— BEGIN Information supplied —

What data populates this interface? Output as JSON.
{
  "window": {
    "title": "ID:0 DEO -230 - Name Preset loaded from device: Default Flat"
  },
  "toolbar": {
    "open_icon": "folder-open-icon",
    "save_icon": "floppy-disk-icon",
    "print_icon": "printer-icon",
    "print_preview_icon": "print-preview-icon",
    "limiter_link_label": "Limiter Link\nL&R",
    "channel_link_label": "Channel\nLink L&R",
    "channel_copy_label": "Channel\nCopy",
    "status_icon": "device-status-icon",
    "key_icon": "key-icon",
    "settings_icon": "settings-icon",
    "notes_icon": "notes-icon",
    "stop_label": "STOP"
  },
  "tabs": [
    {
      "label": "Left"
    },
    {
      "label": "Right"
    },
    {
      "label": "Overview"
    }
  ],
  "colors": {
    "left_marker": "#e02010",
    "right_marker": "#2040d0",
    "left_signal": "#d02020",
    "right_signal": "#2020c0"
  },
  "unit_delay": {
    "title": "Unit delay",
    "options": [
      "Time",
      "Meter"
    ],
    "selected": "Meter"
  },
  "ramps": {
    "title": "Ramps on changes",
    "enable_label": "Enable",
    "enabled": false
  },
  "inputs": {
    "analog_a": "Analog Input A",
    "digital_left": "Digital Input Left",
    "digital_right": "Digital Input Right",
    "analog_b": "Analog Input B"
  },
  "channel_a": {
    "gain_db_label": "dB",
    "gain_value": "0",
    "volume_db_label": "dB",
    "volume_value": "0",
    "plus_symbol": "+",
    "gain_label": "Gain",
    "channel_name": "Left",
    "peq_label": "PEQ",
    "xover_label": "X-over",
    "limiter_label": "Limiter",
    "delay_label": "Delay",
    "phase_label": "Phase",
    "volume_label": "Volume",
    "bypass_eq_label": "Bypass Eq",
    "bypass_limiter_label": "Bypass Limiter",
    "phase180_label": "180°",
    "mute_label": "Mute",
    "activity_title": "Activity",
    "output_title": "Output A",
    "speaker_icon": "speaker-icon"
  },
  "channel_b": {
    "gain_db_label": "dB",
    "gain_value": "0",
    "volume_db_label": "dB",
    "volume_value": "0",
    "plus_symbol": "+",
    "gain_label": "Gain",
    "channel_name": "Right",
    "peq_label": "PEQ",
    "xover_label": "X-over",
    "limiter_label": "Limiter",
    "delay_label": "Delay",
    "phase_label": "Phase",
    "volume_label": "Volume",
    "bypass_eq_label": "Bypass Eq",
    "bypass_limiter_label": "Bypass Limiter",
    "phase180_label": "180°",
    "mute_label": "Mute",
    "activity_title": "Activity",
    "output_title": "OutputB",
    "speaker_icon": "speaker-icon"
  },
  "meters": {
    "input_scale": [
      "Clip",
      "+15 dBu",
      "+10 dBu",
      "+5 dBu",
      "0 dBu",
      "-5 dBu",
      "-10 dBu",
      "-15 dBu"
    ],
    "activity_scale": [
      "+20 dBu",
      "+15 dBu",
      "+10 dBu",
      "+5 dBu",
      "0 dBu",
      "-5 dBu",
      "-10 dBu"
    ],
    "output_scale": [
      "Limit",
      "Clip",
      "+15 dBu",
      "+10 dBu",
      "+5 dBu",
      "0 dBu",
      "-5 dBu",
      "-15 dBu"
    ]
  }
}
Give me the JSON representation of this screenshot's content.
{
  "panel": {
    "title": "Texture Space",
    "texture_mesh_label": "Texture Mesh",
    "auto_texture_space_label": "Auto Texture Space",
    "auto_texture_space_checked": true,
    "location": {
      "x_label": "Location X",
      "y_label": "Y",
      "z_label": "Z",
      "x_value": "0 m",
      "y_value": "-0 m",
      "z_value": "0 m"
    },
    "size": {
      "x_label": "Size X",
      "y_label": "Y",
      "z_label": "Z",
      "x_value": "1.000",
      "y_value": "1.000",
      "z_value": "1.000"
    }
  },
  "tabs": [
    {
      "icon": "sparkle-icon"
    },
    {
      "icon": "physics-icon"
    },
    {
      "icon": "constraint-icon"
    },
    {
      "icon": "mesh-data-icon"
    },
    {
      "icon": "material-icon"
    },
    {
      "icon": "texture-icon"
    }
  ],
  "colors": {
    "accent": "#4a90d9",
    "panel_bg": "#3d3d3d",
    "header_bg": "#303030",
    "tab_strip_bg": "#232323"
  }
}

— END Information supplied —

In the material above, how many lines hold the word "data"? Say only the number.

**Output of the task**
2